WHAT YOU HAVE TO DO ::
Exactly reproduce all the records, keeping pictures out of the copy.

RAW DATA ::

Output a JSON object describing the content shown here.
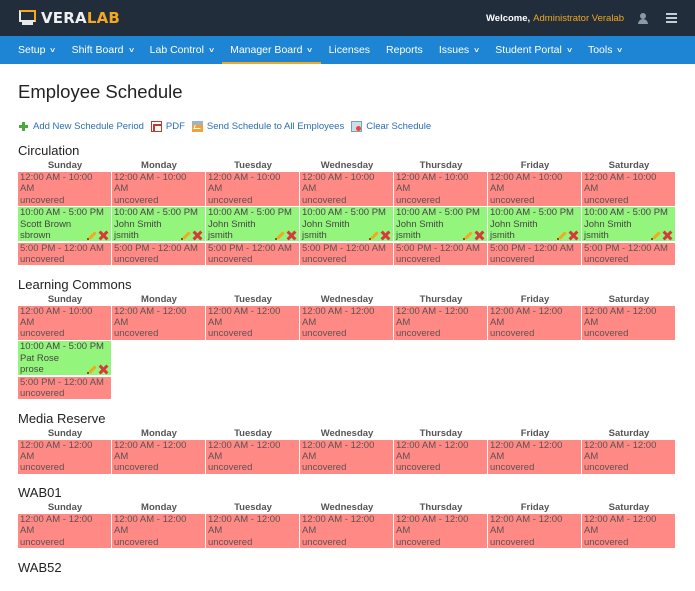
{
  "brand": {
    "name_part1": "VERA",
    "name_part2": "LAB"
  },
  "header": {
    "welcome": "Welcome,",
    "user_name": "Administrator Veralab"
  },
  "nav": [
    {
      "label": "Setup",
      "dropdown": true,
      "active": false
    },
    {
      "label": "Shift Board",
      "dropdown": true,
      "active": false
    },
    {
      "label": "Lab Control",
      "dropdown": true,
      "active": false
    },
    {
      "label": "Manager Board",
      "dropdown": true,
      "active": true
    },
    {
      "label": "Licenses",
      "dropdown": false,
      "active": false
    },
    {
      "label": "Reports",
      "dropdown": false,
      "active": false
    },
    {
      "label": "Issues",
      "dropdown": true,
      "active": false
    },
    {
      "label": "Student Portal",
      "dropdown": true,
      "active": false
    },
    {
      "label": "Tools",
      "dropdown": true,
      "active": false
    }
  ],
  "page": {
    "title": "Employee Schedule"
  },
  "actions": [
    {
      "label": "Add New Schedule Period",
      "icon": "plus-icon"
    },
    {
      "label": "PDF",
      "icon": "pdf-icon"
    },
    {
      "label": "Send Schedule to All Employees",
      "icon": "mail-icon"
    },
    {
      "label": "Clear Schedule",
      "icon": "clear-schedule-icon"
    }
  ],
  "days": [
    "Sunday",
    "Monday",
    "Tuesday",
    "Wednesday",
    "Thursday",
    "Friday",
    "Saturday"
  ],
  "sections": [
    {
      "title": "Circulation",
      "columns": [
        [
          {
            "time": "12:00 AM - 10:00 AM",
            "status": "uncovered"
          },
          {
            "time": "10:00 AM - 5:00 PM",
            "name": "Scott Brown",
            "username": "sbrown",
            "status": "covered"
          },
          {
            "time": "5:00 PM - 12:00 AM",
            "status": "uncovered"
          }
        ],
        [
          {
            "time": "12:00 AM - 10:00 AM",
            "status": "uncovered"
          },
          {
            "time": "10:00 AM - 5:00 PM",
            "name": "John Smith",
            "username": "jsmith",
            "status": "covered"
          },
          {
            "time": "5:00 PM - 12:00 AM",
            "status": "uncovered"
          }
        ],
        [
          {
            "time": "12:00 AM - 10:00 AM",
            "status": "uncovered"
          },
          {
            "time": "10:00 AM - 5:00 PM",
            "name": "John Smith",
            "username": "jsmith",
            "status": "covered"
          },
          {
            "time": "5:00 PM - 12:00 AM",
            "status": "uncovered"
          }
        ],
        [
          {
            "time": "12:00 AM - 10:00 AM",
            "status": "uncovered"
          },
          {
            "time": "10:00 AM - 5:00 PM",
            "name": "John Smith",
            "username": "jsmith",
            "status": "covered"
          },
          {
            "time": "5:00 PM - 12:00 AM",
            "status": "uncovered"
          }
        ],
        [
          {
            "time": "12:00 AM - 10:00 AM",
            "status": "uncovered"
          },
          {
            "time": "10:00 AM - 5:00 PM",
            "name": "John Smith",
            "username": "jsmith",
            "status": "covered"
          },
          {
            "time": "5:00 PM - 12:00 AM",
            "status": "uncovered"
          }
        ],
        [
          {
            "time": "12:00 AM - 10:00 AM",
            "status": "uncovered"
          },
          {
            "time": "10:00 AM - 5:00 PM",
            "name": "John Smith",
            "username": "jsmith",
            "status": "covered"
          },
          {
            "time": "5:00 PM - 12:00 AM",
            "status": "uncovered"
          }
        ],
        [
          {
            "time": "12:00 AM - 10:00 AM",
            "status": "uncovered"
          },
          {
            "time": "10:00 AM - 5:00 PM",
            "name": "John Smith",
            "username": "jsmith",
            "status": "covered"
          },
          {
            "time": "5:00 PM - 12:00 AM",
            "status": "uncovered"
          }
        ]
      ]
    },
    {
      "title": "Learning Commons",
      "columns": [
        [
          {
            "time": "12:00 AM - 10:00 AM",
            "status": "uncovered"
          },
          {
            "time": "10:00 AM - 5:00 PM",
            "name": "Pat Rose",
            "username": "prose",
            "status": "covered"
          },
          {
            "time": "5:00 PM - 12:00 AM",
            "status": "uncovered"
          }
        ],
        [
          {
            "time": "12:00 AM - 12:00 AM",
            "status": "uncovered"
          }
        ],
        [
          {
            "time": "12:00 AM - 12:00 AM",
            "status": "uncovered"
          }
        ],
        [
          {
            "time": "12:00 AM - 12:00 AM",
            "status": "uncovered"
          }
        ],
        [
          {
            "time": "12:00 AM - 12:00 AM",
            "status": "uncovered"
          }
        ],
        [
          {
            "time": "12:00 AM - 12:00 AM",
            "status": "uncovered"
          }
        ],
        [
          {
            "time": "12:00 AM - 12:00 AM",
            "status": "uncovered"
          }
        ]
      ]
    },
    {
      "title": "Media Reserve",
      "columns": [
        [
          {
            "time": "12:00 AM - 12:00 AM",
            "status": "uncovered"
          }
        ],
        [
          {
            "time": "12:00 AM - 12:00 AM",
            "status": "uncovered"
          }
        ],
        [
          {
            "time": "12:00 AM - 12:00 AM",
            "status": "uncovered"
          }
        ],
        [
          {
            "time": "12:00 AM - 12:00 AM",
            "status": "uncovered"
          }
        ],
        [
          {
            "time": "12:00 AM - 12:00 AM",
            "status": "uncovered"
          }
        ],
        [
          {
            "time": "12:00 AM - 12:00 AM",
            "status": "uncovered"
          }
        ],
        [
          {
            "time": "12:00 AM - 12:00 AM",
            "status": "uncovered"
          }
        ]
      ]
    },
    {
      "title": "WAB01",
      "columns": [
        [
          {
            "time": "12:00 AM - 12:00 AM",
            "status": "uncovered"
          }
        ],
        [
          {
            "time": "12:00 AM - 12:00 AM",
            "status": "uncovered"
          }
        ],
        [
          {
            "time": "12:00 AM - 12:00 AM",
            "status": "uncovered"
          }
        ],
        [
          {
            "time": "12:00 AM - 12:00 AM",
            "status": "uncovered"
          }
        ],
        [
          {
            "time": "12:00 AM - 12:00 AM",
            "status": "uncovered"
          }
        ],
        [
          {
            "time": "12:00 AM - 12:00 AM",
            "status": "uncovered"
          }
        ],
        [
          {
            "time": "12:00 AM - 12:00 AM",
            "status": "uncovered"
          }
        ]
      ]
    },
    {
      "title": "WAB52",
      "columns": []
    }
  ],
  "colors": {
    "uncovered": "#ff8a85",
    "covered": "#94f57c",
    "nav": "#1e84d4",
    "topbar": "#222d3b",
    "accent": "#f3a81d"
  }
}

RESULT FOR THIS TASK ::
Output a JSON object describing the content shown here.
{
  "brand": {
    "name_part1": "VERA",
    "name_part2": "LAB"
  },
  "header": {
    "welcome": "Welcome,",
    "user_name": "Administrator Veralab"
  },
  "nav": [
    {
      "label": "Setup",
      "dropdown": true,
      "active": false
    },
    {
      "label": "Shift Board",
      "dropdown": true,
      "active": false
    },
    {
      "label": "Lab Control",
      "dropdown": true,
      "active": false
    },
    {
      "label": "Manager Board",
      "dropdown": true,
      "active": true
    },
    {
      "label": "Licenses",
      "dropdown": false,
      "active": false
    },
    {
      "label": "Reports",
      "dropdown": false,
      "active": false
    },
    {
      "label": "Issues",
      "dropdown": true,
      "active": false
    },
    {
      "label": "Student Portal",
      "dropdown": true,
      "active": false
    },
    {
      "label": "Tools",
      "dropdown": true,
      "active": false
    }
  ],
  "page": {
    "title": "Employee Schedule"
  },
  "actions": [
    {
      "label": "Add New Schedule Period",
      "icon": "plus-icon"
    },
    {
      "label": "PDF",
      "icon": "pdf-icon"
    },
    {
      "label": "Send Schedule to All Employees",
      "icon": "mail-icon"
    },
    {
      "label": "Clear Schedule",
      "icon": "clear-schedule-icon"
    }
  ],
  "days": [
    "Sunday",
    "Monday",
    "Tuesday",
    "Wednesday",
    "Thursday",
    "Friday",
    "Saturday"
  ],
  "sections": [
    {
      "title": "Circulation",
      "columns": [
        [
          {
            "time": "12:00 AM - 10:00 AM",
            "status": "uncovered"
          },
          {
            "time": "10:00 AM - 5:00 PM",
            "name": "Scott Brown",
            "username": "sbrown",
            "status": "covered"
          },
          {
            "time": "5:00 PM - 12:00 AM",
            "status": "uncovered"
          }
        ],
        [
          {
            "time": "12:00 AM - 10:00 AM",
            "status": "uncovered"
          },
          {
            "time": "10:00 AM - 5:00 PM",
            "name": "John Smith",
            "username": "jsmith",
            "status": "covered"
          },
          {
            "time": "5:00 PM - 12:00 AM",
            "status": "uncovered"
          }
        ],
        [
          {
            "time": "12:00 AM - 10:00 AM",
            "status": "uncovered"
          },
          {
            "time": "10:00 AM - 5:00 PM",
            "name": "John Smith",
            "username": "jsmith",
            "status": "covered"
          },
          {
            "time": "5:00 PM - 12:00 AM",
            "status": "uncovered"
          }
        ],
        [
          {
            "time": "12:00 AM - 10:00 AM",
            "status": "uncovered"
          },
          {
            "time": "10:00 AM - 5:00 PM",
            "name": "John Smith",
            "username": "jsmith",
            "status": "covered"
          },
          {
            "time": "5:00 PM - 12:00 AM",
            "status": "uncovered"
          }
        ],
        [
          {
            "time": "12:00 AM - 10:00 AM",
            "status": "uncovered"
          },
          {
            "time": "10:00 AM - 5:00 PM",
            "name": "John Smith",
            "username": "jsmith",
            "status": "covered"
          },
          {
            "time": "5:00 PM - 12:00 AM",
            "status": "uncovered"
          }
        ],
        [
          {
            "time": "12:00 AM - 10:00 AM",
            "status": "uncovered"
          },
          {
            "time": "10:00 AM - 5:00 PM",
            "name": "John Smith",
            "username": "jsmith",
            "status": "covered"
          },
          {
            "time": "5:00 PM - 12:00 AM",
            "status": "uncovered"
          }
        ],
        [
          {
            "time": "12:00 AM - 10:00 AM",
            "status": "uncovered"
          },
          {
            "time": "10:00 AM - 5:00 PM",
            "name": "John Smith",
            "username": "jsmith",
            "status": "covered"
          },
          {
            "time": "5:00 PM - 12:00 AM",
            "status": "uncovered"
          }
        ]
      ]
    },
    {
      "title": "Learning Commons",
      "columns": [
        [
          {
            "time": "12:00 AM - 10:00 AM",
            "status": "uncovered"
          },
          {
            "time": "10:00 AM - 5:00 PM",
            "name": "Pat Rose",
            "username": "prose",
            "status": "covered"
          },
          {
            "time": "5:00 PM - 12:00 AM",
            "status": "uncovered"
          }
        ],
        [
          {
            "time": "12:00 AM - 12:00 AM",
            "status": "uncovered"
          }
        ],
        [
          {
            "time": "12:00 AM - 12:00 AM",
            "status": "uncovered"
          }
        ],
        [
          {
            "time": "12:00 AM - 12:00 AM",
            "status": "uncovered"
          }
        ],
        [
          {
            "time": "12:00 AM - 12:00 AM",
            "status": "uncovered"
          }
        ],
        [
          {
            "time": "12:00 AM - 12:00 AM",
            "status": "uncovered"
          }
        ],
        [
          {
            "time": "12:00 AM - 12:00 AM",
            "status": "uncovered"
          }
        ]
      ]
    },
    {
      "title": "Media Reserve",
      "columns": [
        [
          {
            "time": "12:00 AM - 12:00 AM",
            "status": "uncovered"
          }
        ],
        [
          {
            "time": "12:00 AM - 12:00 AM",
            "status": "uncovered"
          }
        ],
        [
          {
            "time": "12:00 AM - 12:00 AM",
            "status": "uncovered"
          }
        ],
        [
          {
            "time": "12:00 AM - 12:00 AM",
            "status": "uncovered"
          }
        ],
        [
          {
            "time": "12:00 AM - 12:00 AM",
            "status": "uncovered"
          }
        ],
        [
          {
            "time": "12:00 AM - 12:00 AM",
            "status": "uncovered"
          }
        ],
        [
          {
            "time": "12:00 AM - 12:00 AM",
            "status": "uncovered"
          }
        ]
      ]
    },
    {
      "title": "WAB01",
      "columns": [
        [
          {
            "time": "12:00 AM - 12:00 AM",
            "status": "uncovered"
          }
        ],
        [
          {
            "time": "12:00 AM - 12:00 AM",
            "status": "uncovered"
          }
        ],
        [
          {
            "time": "12:00 AM - 12:00 AM",
            "status": "uncovered"
          }
        ],
        [
          {
            "time": "12:00 AM - 12:00 AM",
            "status": "uncovered"
          }
        ],
        [
          {
            "time": "12:00 AM - 12:00 AM",
            "status": "uncovered"
          }
        ],
        [
          {
            "time": "12:00 AM - 12:00 AM",
            "status": "uncovered"
          }
        ],
        [
          {
            "time": "12:00 AM - 12:00 AM",
            "status": "uncovered"
          }
        ]
      ]
    },
    {
      "title": "WAB52",
      "columns": []
    }
  ],
  "colors": {
    "uncovered": "#ff8a85",
    "covered": "#94f57c",
    "nav": "#1e84d4",
    "topbar": "#222d3b",
    "accent": "#f3a81d"
  }
}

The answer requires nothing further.